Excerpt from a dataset
....
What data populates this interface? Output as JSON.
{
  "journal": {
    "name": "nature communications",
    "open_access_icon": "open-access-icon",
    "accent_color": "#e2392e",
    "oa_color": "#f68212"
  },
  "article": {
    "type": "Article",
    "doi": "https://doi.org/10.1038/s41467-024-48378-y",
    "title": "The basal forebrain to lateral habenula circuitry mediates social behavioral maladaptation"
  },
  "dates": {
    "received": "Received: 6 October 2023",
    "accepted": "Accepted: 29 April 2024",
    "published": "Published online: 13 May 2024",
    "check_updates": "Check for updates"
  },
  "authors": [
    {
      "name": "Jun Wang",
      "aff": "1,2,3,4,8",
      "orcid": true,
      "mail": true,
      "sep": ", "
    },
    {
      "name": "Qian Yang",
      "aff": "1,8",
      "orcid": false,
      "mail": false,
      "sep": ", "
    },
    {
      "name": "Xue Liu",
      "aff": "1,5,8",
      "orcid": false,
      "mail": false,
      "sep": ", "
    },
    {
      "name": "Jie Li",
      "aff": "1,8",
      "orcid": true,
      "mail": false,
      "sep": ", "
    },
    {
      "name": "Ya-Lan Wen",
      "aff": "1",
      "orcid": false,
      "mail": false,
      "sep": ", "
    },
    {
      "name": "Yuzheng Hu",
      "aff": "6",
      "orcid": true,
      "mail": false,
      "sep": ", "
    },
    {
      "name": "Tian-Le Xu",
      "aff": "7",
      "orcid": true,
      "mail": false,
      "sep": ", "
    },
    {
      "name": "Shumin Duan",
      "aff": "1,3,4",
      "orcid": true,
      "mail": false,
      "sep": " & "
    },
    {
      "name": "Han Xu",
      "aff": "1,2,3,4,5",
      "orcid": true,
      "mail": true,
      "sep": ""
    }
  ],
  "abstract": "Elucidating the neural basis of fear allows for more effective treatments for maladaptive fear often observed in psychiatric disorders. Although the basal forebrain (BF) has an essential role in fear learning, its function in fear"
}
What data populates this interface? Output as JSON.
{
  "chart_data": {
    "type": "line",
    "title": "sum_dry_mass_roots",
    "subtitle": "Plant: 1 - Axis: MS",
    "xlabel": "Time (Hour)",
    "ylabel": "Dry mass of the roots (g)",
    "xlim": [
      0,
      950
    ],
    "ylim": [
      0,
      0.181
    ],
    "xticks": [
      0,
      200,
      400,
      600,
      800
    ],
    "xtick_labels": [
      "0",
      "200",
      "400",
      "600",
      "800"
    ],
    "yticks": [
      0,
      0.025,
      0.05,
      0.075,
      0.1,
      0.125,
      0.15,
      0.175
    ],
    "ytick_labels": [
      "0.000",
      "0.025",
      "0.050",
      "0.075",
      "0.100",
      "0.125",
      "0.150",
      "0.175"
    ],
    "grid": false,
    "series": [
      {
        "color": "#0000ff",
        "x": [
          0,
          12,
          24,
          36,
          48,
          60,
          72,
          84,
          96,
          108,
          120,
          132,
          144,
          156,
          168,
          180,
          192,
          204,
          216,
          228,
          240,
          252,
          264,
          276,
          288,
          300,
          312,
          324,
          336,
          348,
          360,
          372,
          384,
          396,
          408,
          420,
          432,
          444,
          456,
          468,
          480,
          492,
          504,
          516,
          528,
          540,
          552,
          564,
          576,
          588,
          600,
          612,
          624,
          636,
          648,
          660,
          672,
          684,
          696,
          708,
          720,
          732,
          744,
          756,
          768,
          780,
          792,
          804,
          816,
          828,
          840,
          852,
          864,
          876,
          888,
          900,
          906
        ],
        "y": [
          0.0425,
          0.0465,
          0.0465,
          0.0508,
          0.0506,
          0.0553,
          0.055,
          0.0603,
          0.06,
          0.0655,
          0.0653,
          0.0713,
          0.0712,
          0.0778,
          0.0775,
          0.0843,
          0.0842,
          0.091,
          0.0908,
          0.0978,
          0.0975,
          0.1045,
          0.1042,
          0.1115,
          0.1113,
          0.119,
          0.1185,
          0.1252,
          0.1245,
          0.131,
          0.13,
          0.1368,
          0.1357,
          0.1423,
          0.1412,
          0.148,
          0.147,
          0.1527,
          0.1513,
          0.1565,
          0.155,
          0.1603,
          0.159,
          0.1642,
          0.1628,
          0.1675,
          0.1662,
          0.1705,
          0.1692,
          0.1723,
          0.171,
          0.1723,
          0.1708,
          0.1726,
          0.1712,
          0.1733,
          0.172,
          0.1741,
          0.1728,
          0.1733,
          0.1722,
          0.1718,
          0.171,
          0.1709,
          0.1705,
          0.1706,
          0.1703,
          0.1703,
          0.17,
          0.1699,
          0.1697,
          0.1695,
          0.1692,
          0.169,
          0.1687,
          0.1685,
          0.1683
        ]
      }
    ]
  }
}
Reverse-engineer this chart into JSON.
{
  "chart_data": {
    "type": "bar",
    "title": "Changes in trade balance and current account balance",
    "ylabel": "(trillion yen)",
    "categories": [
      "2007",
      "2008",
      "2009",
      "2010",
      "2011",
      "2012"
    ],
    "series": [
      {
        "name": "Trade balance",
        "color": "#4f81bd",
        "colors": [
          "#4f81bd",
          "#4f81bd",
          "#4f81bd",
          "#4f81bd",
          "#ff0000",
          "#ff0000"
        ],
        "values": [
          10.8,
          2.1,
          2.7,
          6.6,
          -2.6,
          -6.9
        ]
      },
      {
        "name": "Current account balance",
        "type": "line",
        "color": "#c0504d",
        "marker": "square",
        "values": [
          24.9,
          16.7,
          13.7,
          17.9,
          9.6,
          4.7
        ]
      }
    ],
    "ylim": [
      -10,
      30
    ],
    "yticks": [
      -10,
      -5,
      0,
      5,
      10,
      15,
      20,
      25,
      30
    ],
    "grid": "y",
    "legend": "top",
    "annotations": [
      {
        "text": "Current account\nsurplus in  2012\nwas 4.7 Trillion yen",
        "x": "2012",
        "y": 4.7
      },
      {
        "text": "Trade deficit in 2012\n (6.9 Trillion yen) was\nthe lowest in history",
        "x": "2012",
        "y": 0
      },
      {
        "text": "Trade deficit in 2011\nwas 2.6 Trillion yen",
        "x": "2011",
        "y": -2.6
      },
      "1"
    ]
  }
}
....
_PROMPT_
Transcribe each entry exactly.

_RESULT BELOW_
What data populates this interface? Output as JSON.
{
  "journal": {
    "name": "nature communications",
    "open_access_icon": "open-access-icon",
    "accent_color": "#e2392e",
    "oa_color": "#f68212"
  },
  "article": {
    "type": "Article",
    "doi": "https://doi.org/10.1038/s41467-024-48378-y",
    "title": "The basal forebrain to lateral habenula circuitry mediates social behavioral maladaptation"
  },
  "dates": {
    "received": "Received: 6 October 2023",
    "accepted": "Accepted: 29 April 2024",
    "published": "Published online: 13 May 2024",
    "check_updates": "Check for updates"
  },
  "authors": [
    {
      "name": "Jun Wang",
      "aff": "1,2,3,4,8",
      "orcid": true,
      "mail": true,
      "sep": ", "
    },
    {
      "name": "Qian Yang",
      "aff": "1,8",
      "orcid": false,
      "mail": false,
      "sep": ", "
    },
    {
      "name": "Xue Liu",
      "aff": "1,5,8",
      "orcid": false,
      "mail": false,
      "sep": ", "
    },
    {
      "name": "Jie Li",
      "aff": "1,8",
      "orcid": true,
      "mail": false,
      "sep": ", "
    },
    {
      "name": "Ya-Lan Wen",
      "aff": "1",
      "orcid": false,
      "mail": false,
      "sep": ", "
    },
    {
      "name": "Yuzheng Hu",
      "aff": "6",
      "orcid": true,
      "mail": false,
      "sep": ", "
    },
    {
      "name": "Tian-Le Xu",
      "aff": "7",
      "orcid": true,
      "mail": false,
      "sep": ", "
    },
    {
      "name": "Shumin Duan",
      "aff": "1,3,4",
      "orcid": true,
      "mail": false,
      "sep": " & "
    },
    {
      "name": "Han Xu",
      "aff": "1,2,3,4,5",
      "orcid": true,
      "mail": true,
      "sep": ""
    }
  ],
  "abstract": "Elucidating the neural basis of fear allows for more effective treatments for maladaptive fear often observed in psychiatric disorders. Although the basal forebrain (BF) has an essential role in fear learning, its function in fear"
}
What data populates this interface? Output as JSON.
{
  "chart_data": {
    "type": "line",
    "title": "sum_dry_mass_roots",
    "subtitle": "Plant: 1 - Axis: MS",
    "xlabel": "Time (Hour)",
    "ylabel": "Dry mass of the roots (g)",
    "xlim": [
      0,
      950
    ],
    "ylim": [
      0,
      0.181
    ],
    "xticks": [
      0,
      200,
      400,
      600,
      800
    ],
    "xtick_labels": [
      "0",
      "200",
      "400",
      "600",
      "800"
    ],
    "yticks": [
      0,
      0.025,
      0.05,
      0.075,
      0.1,
      0.125,
      0.15,
      0.175
    ],
    "ytick_labels": [
      "0.000",
      "0.025",
      "0.050",
      "0.075",
      "0.100",
      "0.125",
      "0.150",
      "0.175"
    ],
    "grid": false,
    "series": [
      {
        "color": "#0000ff",
        "x": [
          0,
          12,
          24,
          36,
          48,
          60,
          72,
          84,
          96,
          108,
          120,
          132,
          144,
          156,
          168,
          180,
          192,
          204,
          216,
          228,
          240,
          252,
          264,
          276,
          288,
          300,
          312,
          324,
          336,
          348,
          360,
          372,
          384,
          396,
          408,
          420,
          432,
          444,
          456,
          468,
          480,
          492,
          504,
          516,
          528,
          540,
          552,
          564,
          576,
          588,
          600,
          612,
          624,
          636,
          648,
          660,
          672,
          684,
          696,
          708,
          720,
          732,
          744,
          756,
          768,
          780,
          792,
          804,
          816,
          828,
          840,
          852,
          864,
          876,
          888,
          900,
          906
        ],
        "y": [
          0.0425,
          0.0465,
          0.0465,
          0.0508,
          0.0506,
          0.0553,
          0.055,
          0.0603,
          0.06,
          0.0655,
          0.0653,
          0.0713,
          0.0712,
          0.0778,
          0.0775,
          0.0843,
          0.0842,
          0.091,
          0.0908,
          0.0978,
          0.0975,
          0.1045,
          0.1042,
          0.1115,
          0.1113,
          0.119,
          0.1185,
          0.1252,
          0.1245,
          0.131,
          0.13,
          0.1368,
          0.1357,
          0.1423,
          0.1412,
          0.148,
          0.147,
          0.1527,
          0.1513,
          0.1565,
          0.155,
          0.1603,
          0.159,
          0.1642,
          0.1628,
          0.1675,
          0.1662,
          0.1705,
          0.1692,
          0.1723,
          0.171,
          0.1723,
          0.1708,
          0.1726,
          0.1712,
          0.1733,
          0.172,
          0.1741,
          0.1728,
          0.1733,
          0.1722,
          0.1718,
          0.171,
          0.1709,
          0.1705,
          0.1706,
          0.1703,
          0.1703,
          0.17,
          0.1699,
          0.1697,
          0.1695,
          0.1692,
          0.169,
          0.1687,
          0.1685,
          0.1683
        ]
      }
    ]
  }
}
Reverse-engineer this chart into JSON.
{
  "chart_data": {
    "type": "bar",
    "title": "Changes in trade balance and current account balance",
    "ylabel": "(trillion yen)",
    "categories": [
      "2007",
      "2008",
      "2009",
      "2010",
      "2011",
      "2012"
    ],
    "series": [
      {
        "name": "Trade balance",
        "color": "#4f81bd",
        "colors": [
          "#4f81bd",
          "#4f81bd",
          "#4f81bd",
          "#4f81bd",
          "#ff0000",
          "#ff0000"
        ],
        "values": [
          10.8,
          2.1,
          2.7,
          6.6,
          -2.6,
          -6.9
        ]
      },
      {
        "name": "Current account balance",
        "type": "line",
        "color": "#c0504d",
        "marker": "square",
        "values": [
          24.9,
          16.7,
          13.7,
          17.9,
          9.6,
          4.7
        ]
      }
    ],
    "ylim": [
      -10,
      30
    ],
    "yticks": [
      -10,
      -5,
      0,
      5,
      10,
      15,
      20,
      25,
      30
    ],
    "grid": "y",
    "legend": "top",
    "annotations": [
      {
        "text": "Current account\nsurplus in  2012\nwas 4.7 Trillion yen",
        "x": "2012",
        "y": 4.7
      },
      {
        "text": "Trade deficit in 2012\n (6.9 Trillion yen) was\nthe lowest in history",
        "x": "2012",
        "y": 0
      },
      {
        "text": "Trade deficit in 2011\nwas 2.6 Trillion yen",
        "x": "2011",
        "y": -2.6
      },
      "1"
    ]
  }
}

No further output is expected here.